**Dataset entries**
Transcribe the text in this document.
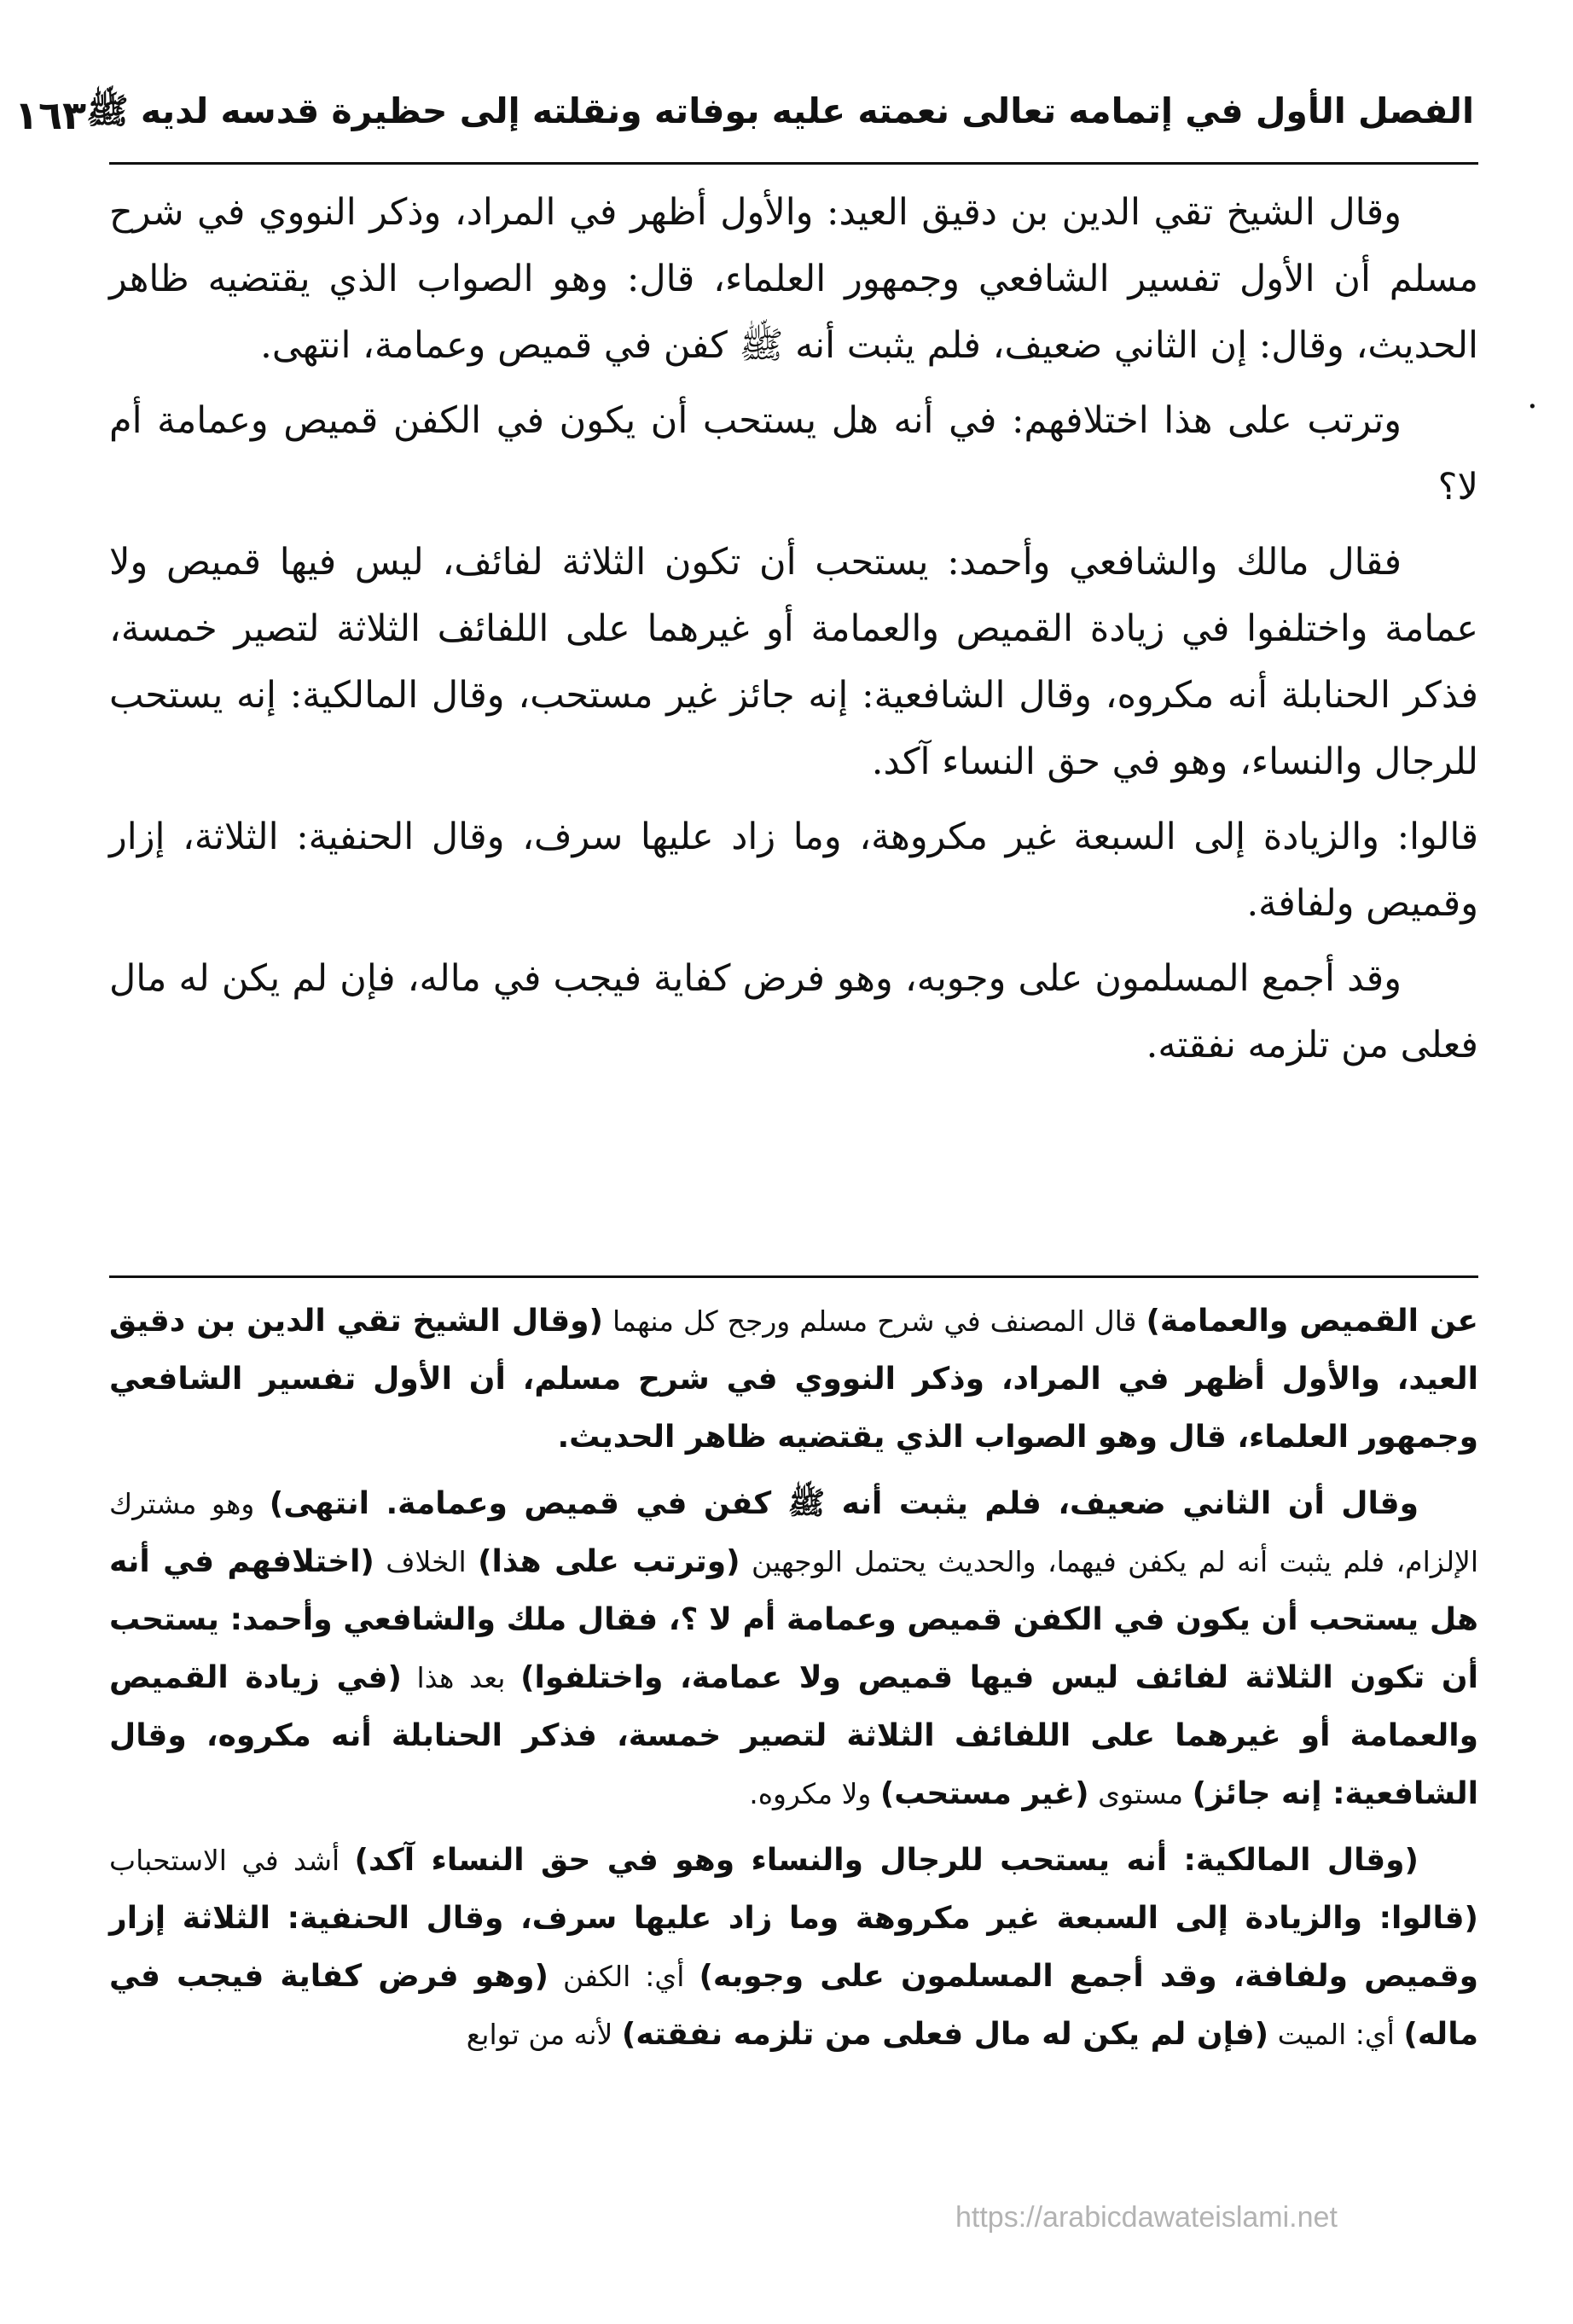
الفصل الأول في إتمامه تعالى نعمته عليه بوفاته ونقلته إلى حظيرة قدسه لديه ﷺ
١٦٣

وقال الشيخ تقي الدين بن دقيق العيد: والأول أظهر في المراد، وذكر النووي في شرح مسلم أن الأول تفسير الشافعي وجمهور العلماء، قال: وهو الصواب الذي يقتضيه ظاهر الحديث، وقال: إن الثاني ضعيف، فلم يثبت أنه ﷺ كفن في قميص وعمامة، انتهى.

وترتب على هذا اختلافهم: في أنه هل يستحب أن يكون في الكفن قميص وعمامة أم لا؟

فقال مالك والشافعي وأحمد: يستحب أن تكون الثلاثة لفائف، ليس فيها قميص ولا عمامة واختلفوا في زيادة القميص والعمامة أو غيرهما على اللفائف الثلاثة لتصير خمسة، فذكر الحنابلة أنه مكروه، وقال الشافعية: إنه جائز غير مستحب، وقال المالكية: إنه يستحب للرجال والنساء، وهو في حق النساء آكد.

قالوا: والزيادة إلى السبعة غير مكروهة، وما زاد عليها سرف، وقال الحنفية: الثلاثة، إزار وقميص ولفافة.

وقد أجمع المسلمون على وجوبه، وهو فرض كفاية فيجب في ماله، فإن لم يكن له مال فعلى من تلزمه نفقته.

.

عن القميص والعمامة) قال المصنف في شرح مسلم ورجح كل منهما (وقال الشيخ تقي الدين بن دقيق العيد، والأول أظهر في المراد، وذكر النووي في شرح مسلم، أن الأول تفسير الشافعي وجمهور العلماء، قال وهو الصواب الذي يقتضيه ظاهر الحديث.

وقال أن الثاني ضعيف، فلم يثبت أنه ﷺ كفن في قميص وعمامة. انتهى) وهو مشترك الإلزام، فلم يثبت أنه لم يكفن فيهما، والحديث يحتمل الوجهين (وترتب على هذا) الخلاف (اختلافهم في أنه هل يستحب أن يكون في الكفن قميص وعمامة أم لا ؟، فقال ملك والشافعي وأحمد: يستحب أن تكون الثلاثة لفائف ليس فيها قميص ولا عمامة، واختلفوا) بعد هذا (في زيادة القميص والعمامة أو غيرهما على اللفائف الثلاثة لتصير خمسة، فذكر الحنابلة أنه مكروه، وقال الشافعية: إنه جائز) مستوى (غير مستحب) ولا مكروه.

(وقال المالكية: أنه يستحب للرجال والنساء وهو في حق النساء آكد) أشد في الاستحباب (قالوا: والزيادة إلى السبعة غير مكروهة وما زاد عليها سرف، وقال الحنفية: الثلاثة إزار وقميص ولفافة، وقد أجمع المسلمون على وجوبه) أي: الكفن (وهو فرض كفاية فيجب في ماله) أي: الميت (فإن لم يكن له مال فعلى من تلزمه نفقته) لأنه من توابع

https://arabicdawateislami.net
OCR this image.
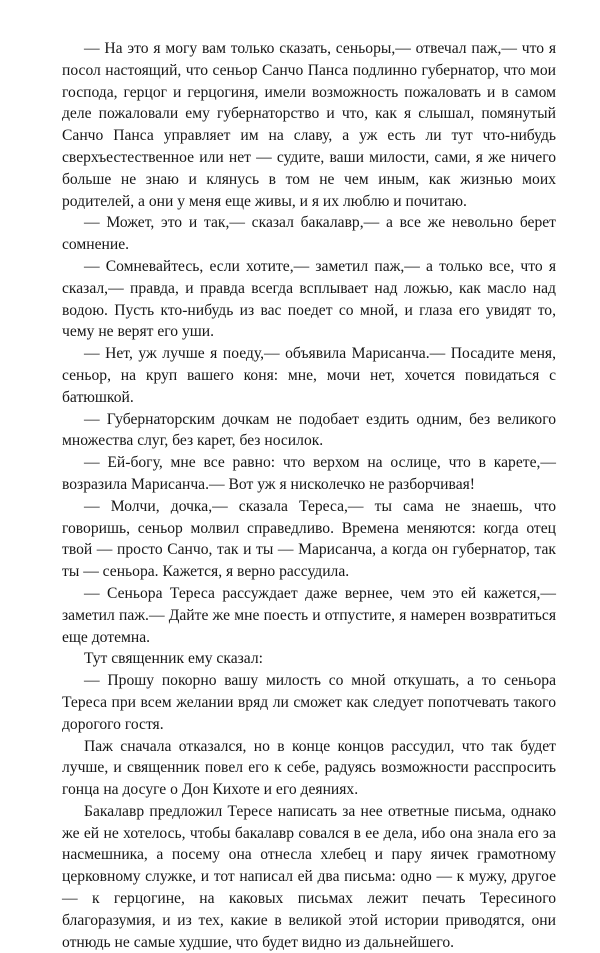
— На это я могу вам только сказать, сеньоры,— отвечал паж,— что я посол настоящий, что сеньор Санчо Панса подлинно губернатор, что мои господа, герцог и герцогиня, имели возможность пожаловать и в самом деле пожаловали ему губернаторство и что, как я слышал, помянутый Санчо Панса управляет им на славу, а уж есть ли тут что-нибудь сверхъестественное или нет — судите, ваши милости, сами, я же ничего больше не знаю и клянусь в том не чем иным, как жизнью моих родителей, а они у меня еще живы, и я их люблю и почитаю.

— Может, это и так,— сказал бакалавр,— а все же невольно берет сомнение.

— Сомневайтесь, если хотите,— заметил паж,— а только все, что я сказал,— правда, и правда всегда всплывает над ложью, как масло над водою. Пусть кто-нибудь из вас поедет со мной, и глаза его увидят то, чему не верят его уши.

— Нет, уж лучше я поеду,— объявила Марисанча.— Посадите меня, сеньор, на круп вашего коня: мне, мочи нет, хочется повидаться с батюшкой.

— Губернаторским дочкам не подобает ездить одним, без великого множества слуг, без карет, без носилок.

— Ей-богу, мне все равно: что верхом на ослице, что в карете,— возразила Марисанча.— Вот уж я нисколечко не разборчивая!

— Молчи, дочка,— сказала Тереса,— ты сама не знаешь, что говоришь, сеньор молвил справедливо. Времена меняются: когда отец твой — просто Санчо, так и ты — Марисанча, а когда он губернатор, так ты — сеньора. Кажется, я верно рассудила.

— Сеньора Тереса рассуждает даже вернее, чем это ей кажется,— заметил паж.— Дайте же мне поесть и отпустите, я намерен возвратиться еще дотемна.

Тут священник ему сказал:

— Прошу покорно вашу милость со мной откушать, а то сеньора Тереса при всем желании вряд ли сможет как следует попотчевать такого дорогого гостя.

Паж сначала отказался, но в конце концов рассудил, что так будет лучше, и священник повел его к себе, радуясь возможности расспросить гонца на досуге о Дон Кихоте и его деяниях.

Бакалавр предложил Тересе написать за нее ответные письма, однако же ей не хотелось, чтобы бакалавр совался в ее дела, ибо она знала его за насмешника, а посему она отнесла хлебец и пару яичек грамотному церковному служке, и тот написал ей два письма: одно — к мужу, другое — к герцогине, на каковых письмах лежит печать Тересиного благоразумия, и из тех, какие в великой этой истории приводятся, они отнюдь не самые худшие, что будет видно из дальнейшего.
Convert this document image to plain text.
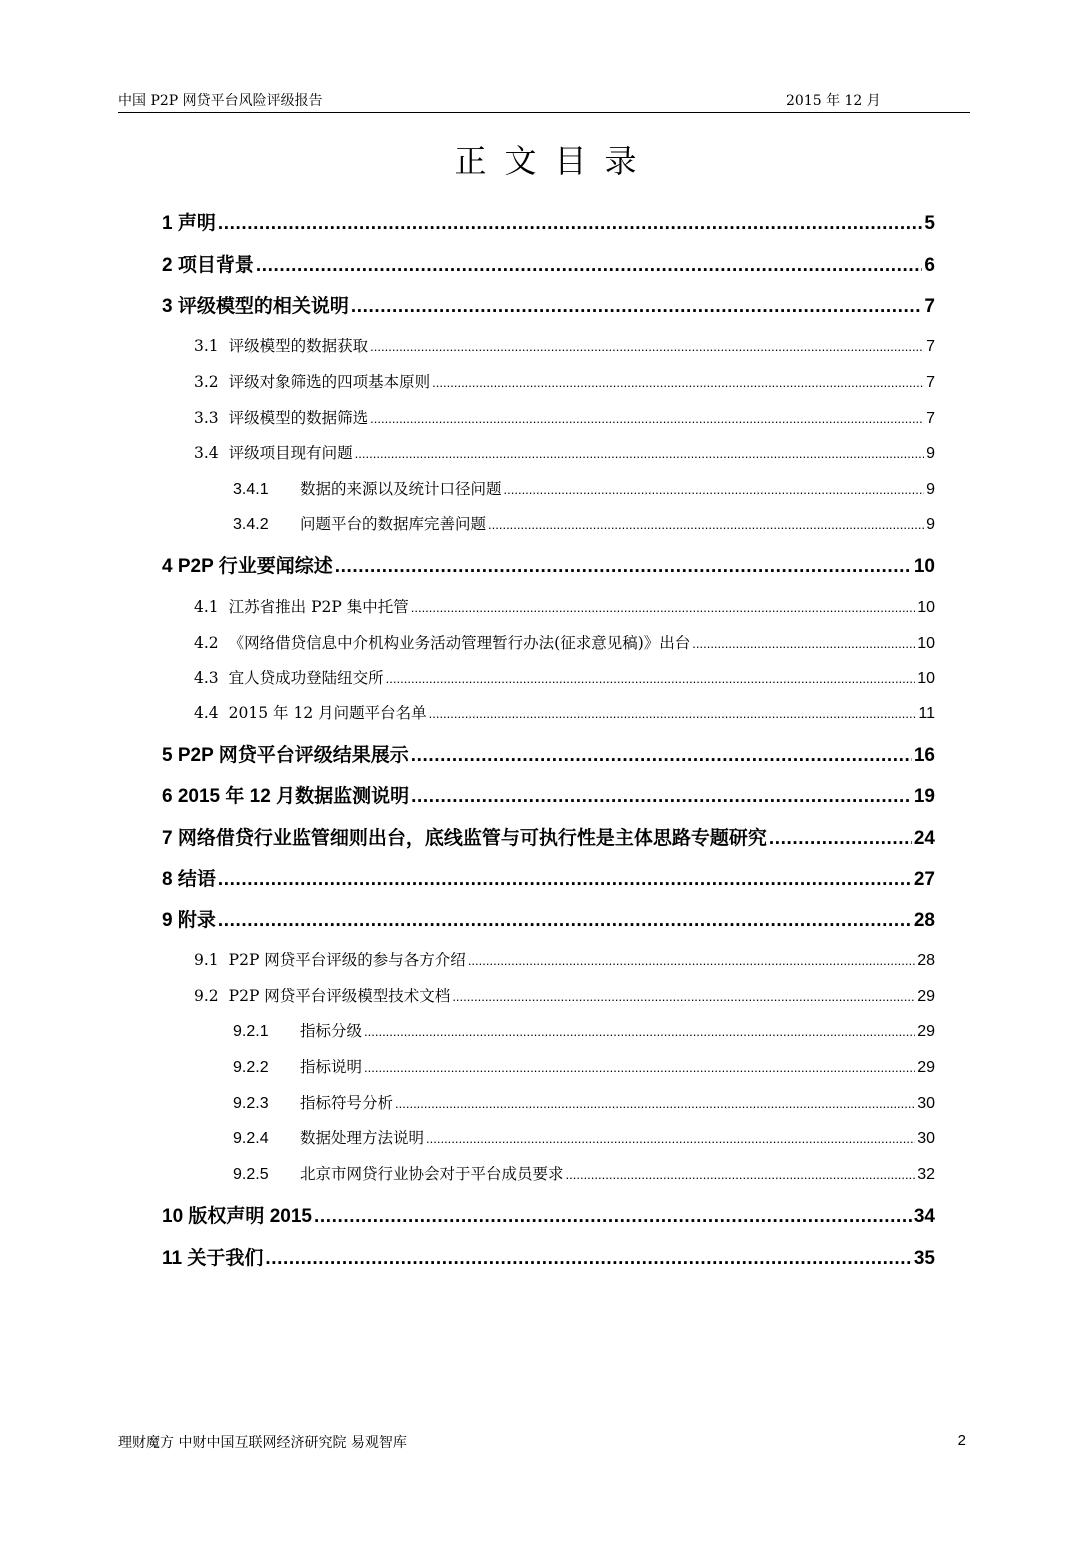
中国 P2P 网贷平台风险评级报告	2015 年 12 月
正文目录
1 声明 .....	5
2 项目背景 .....	6
3 评级模型的相关说明 .....	7
3.1 评级模型的数据获取 .....	7
3.2 评级对象筛选的四项基本原则 .....	7
3.3 评级模型的数据筛选 .....	7
3.4 评级项目现有问题 .....	9
3.4.1 数据的来源以及统计口径问题 .....	9
3.4.2 问题平台的数据库完善问题 .....	9
4 P2P 行业要闻综述 .....	10
4.1 江苏省推出 P2P 集中托管 .....	10
4.2 《网络借贷信息中介机构业务活动管理暂行办法(征求意见稿)》出台 .....	10
4.3 宜人贷成功登陆纽交所 .....	10
4.4 2015 年 12 月问题平台名单 .....	11
5 P2P 网贷平台评级结果展示 .....	16
6 2015 年 12 月数据监测说明 .....	19
7 网络借贷行业监管细则出台，底线监管与可执行性是主体思路专题研究 .....	24
8 结语 .....	27
9 附录 .....	28
9.1 P2P 网贷平台评级的参与各方介绍 .....	28
9.2 P2P 网贷平台评级模型技术文档 .....	29
9.2.1 指标分级 .....	29
9.2.2 指标说明 .....	29
9.2.3 指标符号分析 .....	30
9.2.4 数据处理方法说明 .....	30
9.2.5 北京市网贷行业协会对于平台成员要求 .....	32
10 版权声明 2015 .....	34
11 关于我们 .....	35
理财魔方 中财中国互联网经济研究院 易观智库	2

**Description of the task**
Copy each line above precisely, dropping the pictures.

**Answer for the task**
Transcribe the text in this document.
الفصل الأول في إتمامه تعالى نعمته عليه بوفاته ونقلته إلى حظيرة قدسه لديه ﷺ
١٦٣

وقال الشيخ تقي الدين بن دقيق العيد: والأول أظهر في المراد، وذكر النووي في شرح مسلم أن الأول تفسير الشافعي وجمهور العلماء، قال: وهو الصواب الذي يقتضيه ظاهر الحديث، وقال: إن الثاني ضعيف، فلم يثبت أنه ﷺ كفن في قميص وعمامة، انتهى.

وترتب على هذا اختلافهم: في أنه هل يستحب أن يكون في الكفن قميص وعمامة أم لا؟

فقال مالك والشافعي وأحمد: يستحب أن تكون الثلاثة لفائف، ليس فيها قميص ولا عمامة واختلفوا في زيادة القميص والعمامة أو غيرهما على اللفائف الثلاثة لتصير خمسة، فذكر الحنابلة أنه مكروه، وقال الشافعية: إنه جائز غير مستحب، وقال المالكية: إنه يستحب للرجال والنساء، وهو في حق النساء آكد.

قالوا: والزيادة إلى السبعة غير مكروهة، وما زاد عليها سرف، وقال الحنفية: الثلاثة، إزار وقميص ولفافة.

وقد أجمع المسلمون على وجوبه، وهو فرض كفاية فيجب في ماله، فإن لم يكن له مال فعلى من تلزمه نفقته.

.

عن القميص والعمامة) قال المصنف في شرح مسلم ورجح كل منهما (وقال الشيخ تقي الدين بن دقيق العيد، والأول أظهر في المراد، وذكر النووي في شرح مسلم، أن الأول تفسير الشافعي وجمهور العلماء، قال وهو الصواب الذي يقتضيه ظاهر الحديث.

وقال أن الثاني ضعيف، فلم يثبت أنه ﷺ كفن في قميص وعمامة. انتهى) وهو مشترك الإلزام، فلم يثبت أنه لم يكفن فيهما، والحديث يحتمل الوجهين (وترتب على هذا) الخلاف (اختلافهم في أنه هل يستحب أن يكون في الكفن قميص وعمامة أم لا ؟، فقال ملك والشافعي وأحمد: يستحب أن تكون الثلاثة لفائف ليس فيها قميص ولا عمامة، واختلفوا) بعد هذا (في زيادة القميص والعمامة أو غيرهما على اللفائف الثلاثة لتصير خمسة، فذكر الحنابلة أنه مكروه، وقال الشافعية: إنه جائز) مستوى (غير مستحب) ولا مكروه.

(وقال المالكية: أنه يستحب للرجال والنساء وهو في حق النساء آكد) أشد في الاستحباب (قالوا: والزيادة إلى السبعة غير مكروهة وما زاد عليها سرف، وقال الحنفية: الثلاثة إزار وقميص ولفافة، وقد أجمع المسلمون على وجوبه) أي: الكفن (وهو فرض كفاية فيجب في ماله) أي: الميت (فإن لم يكن له مال فعلى من تلزمه نفقته) لأنه من توابع

https://arabicdawateislami.net
OCR this image.
— На это я могу вам только сказать, сеньоры,— отвечал паж,— что я посол настоящий, что сеньор Санчо Панса подлинно губернатор, что мои господа, герцог и герцогиня, имели возможность пожаловать и в самом деле пожаловали ему губернаторство и что, как я слышал, помянутый Санчо Панса управляет им на славу, а уж есть ли тут что-нибудь сверхъестественное или нет — судите, ваши милости, сами, я же ничего больше не знаю и клянусь в том не чем иным, как жизнью моих родителей, а они у меня еще живы, и я их люблю и почитаю.

— Может, это и так,— сказал бакалавр,— а все же невольно берет сомнение.

— Сомневайтесь, если хотите,— заметил паж,— а только все, что я сказал,— правда, и правда всегда всплывает над ложью, как масло над водою. Пусть кто-нибудь из вас поедет со мной, и глаза его увидят то, чему не верят его уши.

— Нет, уж лучше я поеду,— объявила Марисанча.— Посадите меня, сеньор, на круп вашего коня: мне, мочи нет, хочется повидаться с батюшкой.

— Губернаторским дочкам не подобает ездить одним, без великого множества слуг, без карет, без носилок.

— Ей-богу, мне все равно: что верхом на ослице, что в карете,— возразила Марисанча.— Вот уж я нисколечко не разборчивая!

— Молчи, дочка,— сказала Тереса,— ты сама не знаешь, что говоришь, сеньор молвил справедливо. Времена меняются: когда отец твой — просто Санчо, так и ты — Марисанча, а когда он губернатор, так ты — сеньора. Кажется, я верно рассудила.

— Сеньора Тереса рассуждает даже вернее, чем это ей кажется,— заметил паж.— Дайте же мне поесть и отпустите, я намерен возвратиться еще дотемна.

Тут священник ему сказал:

— Прошу покорно вашу милость со мной откушать, а то сеньора Тереса при всем желании вряд ли сможет как следует попотчевать такого дорогого гостя.

Паж сначала отказался, но в конце концов рассудил, что так будет лучше, и священник повел его к себе, радуясь возможности расспросить гонца на досуге о Дон Кихоте и его деяниях.

Бакалавр предложил Тересе написать за нее ответные письма, однако же ей не хотелось, чтобы бакалавр совался в ее дела, ибо она знала его за насмешника, а посему она отнесла хлебец и пару яичек грамотному церковному служке, и тот написал ей два письма: одно — к мужу, другое — к герцогине, на каковых письмах лежит печать Тересиного благоразумия, и из тех, какие в великой этой истории приводятся, они отнюдь не самые худшие, что будет видно из дальнейшего.
Convert this document image to plain text.
中国 P2P 网贷平台风险评级报告	2015 年 12 月
正文目录
1 声明 .....	5
2 项目背景 .....	6
3 评级模型的相关说明 .....	7
3.1 评级模型的数据获取 .....	7
3.2 评级对象筛选的四项基本原则 .....	7
3.3 评级模型的数据筛选 .....	7
3.4 评级项目现有问题 .....	9
3.4.1 数据的来源以及统计口径问题 .....	9
3.4.2 问题平台的数据库完善问题 .....	9
4 P2P 行业要闻综述 .....	10
4.1 江苏省推出 P2P 集中托管 .....	10
4.2 《网络借贷信息中介机构业务活动管理暂行办法(征求意见稿)》出台 .....	10
4.3 宜人贷成功登陆纽交所 .....	10
4.4 2015 年 12 月问题平台名单 .....	11
5 P2P 网贷平台评级结果展示 .....	16
6 2015 年 12 月数据监测说明 .....	19
7 网络借贷行业监管细则出台，底线监管与可执行性是主体思路专题研究 .....	24
8 结语 .....	27
9 附录 .....	28
9.1 P2P 网贷平台评级的参与各方介绍 .....	28
9.2 P2P 网贷平台评级模型技术文档 .....	29
9.2.1 指标分级 .....	29
9.2.2 指标说明 .....	29
9.2.3 指标符号分析 .....	30
9.2.4 数据处理方法说明 .....	30
9.2.5 北京市网贷行业协会对于平台成员要求 .....	32
10 版权声明 2015 .....	34
11 关于我们 .....	35
理财魔方 中财中国互联网经济研究院 易观智库	2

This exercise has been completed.